Task details -> Copy every line of the data in which the word "icon" occurs.
# Start of Provided records
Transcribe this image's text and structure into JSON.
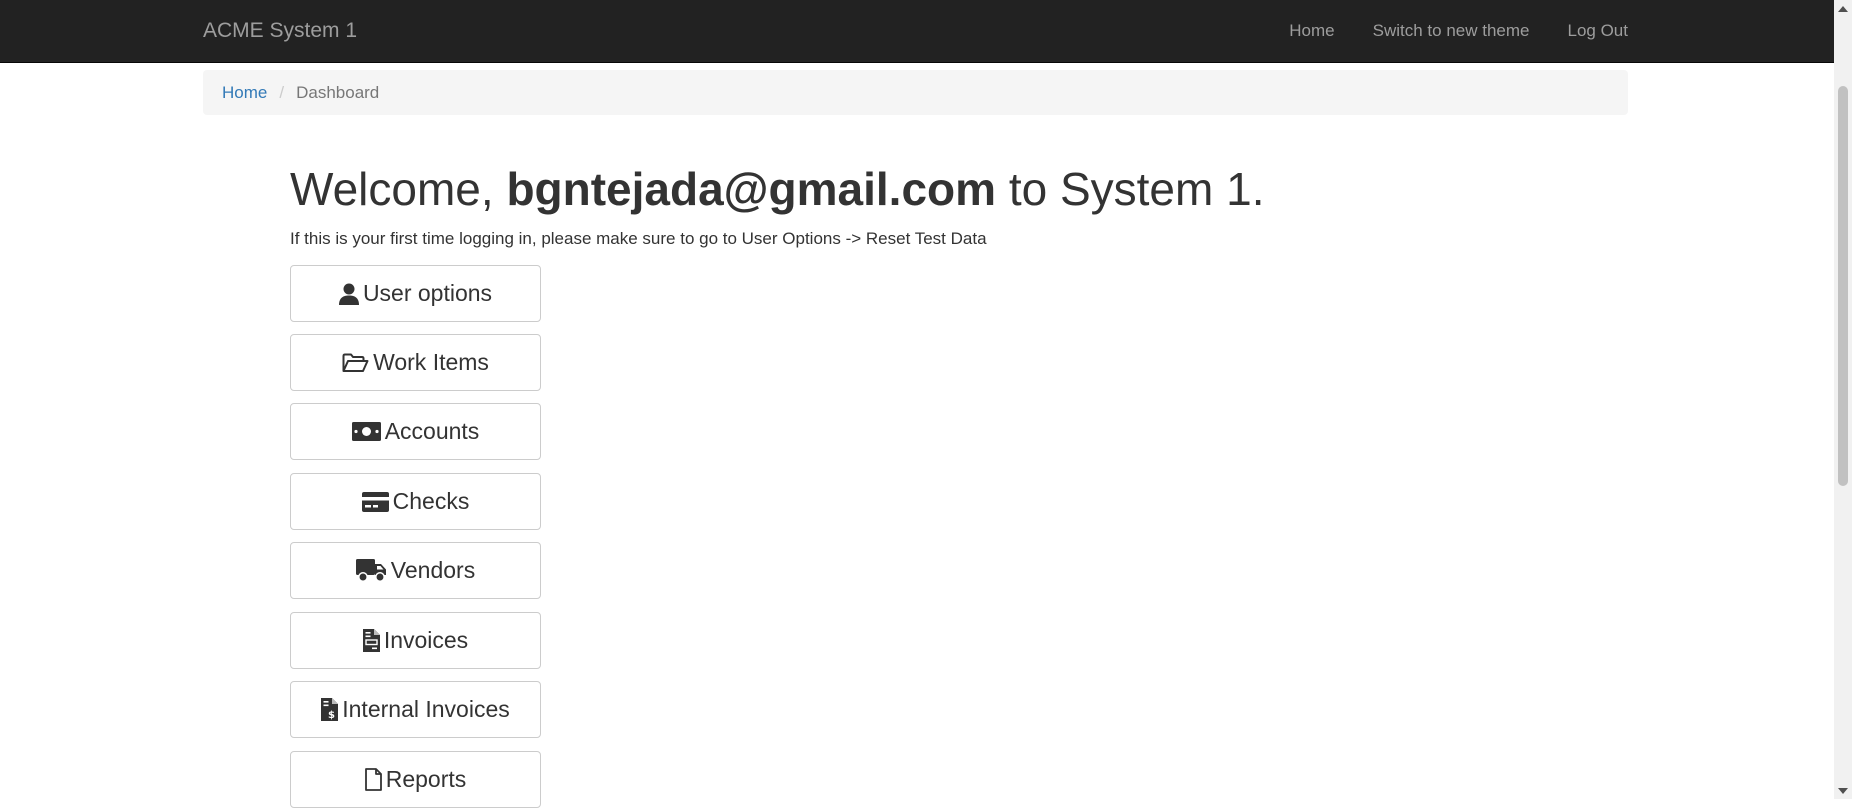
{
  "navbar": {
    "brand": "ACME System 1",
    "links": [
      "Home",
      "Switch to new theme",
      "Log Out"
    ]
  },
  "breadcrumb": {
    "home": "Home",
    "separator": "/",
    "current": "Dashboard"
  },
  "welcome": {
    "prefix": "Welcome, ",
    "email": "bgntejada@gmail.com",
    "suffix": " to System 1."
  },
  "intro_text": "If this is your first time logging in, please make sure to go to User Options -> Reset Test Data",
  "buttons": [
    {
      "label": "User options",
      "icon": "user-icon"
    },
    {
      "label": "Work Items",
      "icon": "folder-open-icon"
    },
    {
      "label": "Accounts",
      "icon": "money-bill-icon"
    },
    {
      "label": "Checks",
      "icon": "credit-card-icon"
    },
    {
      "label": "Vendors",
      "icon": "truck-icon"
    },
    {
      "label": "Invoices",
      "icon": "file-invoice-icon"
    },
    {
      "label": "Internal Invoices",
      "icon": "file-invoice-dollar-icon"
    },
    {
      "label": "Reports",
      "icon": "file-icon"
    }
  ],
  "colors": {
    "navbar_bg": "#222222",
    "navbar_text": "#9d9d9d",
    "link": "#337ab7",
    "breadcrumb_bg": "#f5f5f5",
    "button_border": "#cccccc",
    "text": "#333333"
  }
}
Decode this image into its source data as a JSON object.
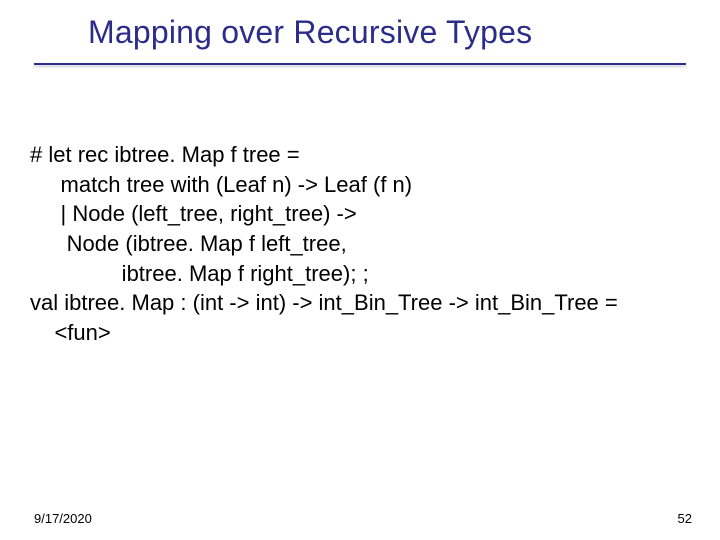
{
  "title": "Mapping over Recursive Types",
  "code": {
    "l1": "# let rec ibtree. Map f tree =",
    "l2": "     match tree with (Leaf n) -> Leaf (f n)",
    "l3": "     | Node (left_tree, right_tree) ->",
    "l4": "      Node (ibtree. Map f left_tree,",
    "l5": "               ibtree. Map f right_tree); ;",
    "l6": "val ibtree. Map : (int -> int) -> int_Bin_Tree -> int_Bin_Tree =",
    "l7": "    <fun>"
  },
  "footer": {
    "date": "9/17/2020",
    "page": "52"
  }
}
# End of Provided records
The completed task ->
      "icon": "user-icon"
      "icon": "folder-open-icon"
      "icon": "money-bill-icon"
      "icon": "credit-card-icon"
      "icon": "truck-icon"
      "icon": "file-invoice-icon"
      "icon": "file-invoice-dollar-icon"
      "icon": "file-icon"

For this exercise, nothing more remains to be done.